[Written exercise]: Without the pictures, copy all the entries below exactly.
>>>>
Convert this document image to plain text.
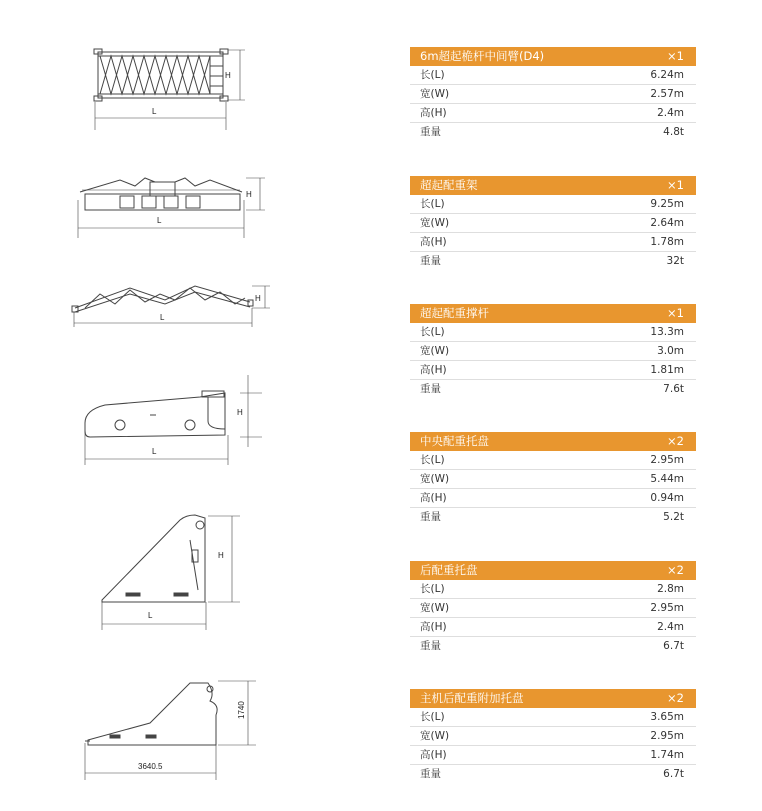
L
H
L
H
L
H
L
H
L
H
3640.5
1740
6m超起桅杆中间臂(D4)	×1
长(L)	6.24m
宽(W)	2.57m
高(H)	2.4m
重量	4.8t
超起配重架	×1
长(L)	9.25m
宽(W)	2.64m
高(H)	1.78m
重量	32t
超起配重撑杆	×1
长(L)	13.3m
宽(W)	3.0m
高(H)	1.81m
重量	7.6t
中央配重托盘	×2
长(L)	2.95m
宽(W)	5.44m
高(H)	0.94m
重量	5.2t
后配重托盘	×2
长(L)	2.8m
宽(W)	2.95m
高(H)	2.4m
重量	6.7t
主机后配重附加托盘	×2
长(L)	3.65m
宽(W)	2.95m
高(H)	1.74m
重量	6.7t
<<<<
[Exercise output]:
Convert this document image to plain text.
L
H
L
H
L
H
L
H
L
H
3640.5
1740
6m超起桅杆中间臂(D4)	×1
长(L)	6.24m
宽(W)	2.57m
高(H)	2.4m
重量	4.8t
超起配重架	×1
长(L)	9.25m
宽(W)	2.64m
高(H)	1.78m
重量	32t
超起配重撑杆	×1
长(L)	13.3m
宽(W)	3.0m
高(H)	1.81m
重量	7.6t
中央配重托盘	×2
长(L)	2.95m
宽(W)	5.44m
高(H)	0.94m
重量	5.2t
后配重托盘	×2
长(L)	2.8m
宽(W)	2.95m
高(H)	2.4m
重量	6.7t
主机后配重附加托盘	×2
长(L)	3.65m
宽(W)	2.95m
高(H)	1.74m
重量	6.7t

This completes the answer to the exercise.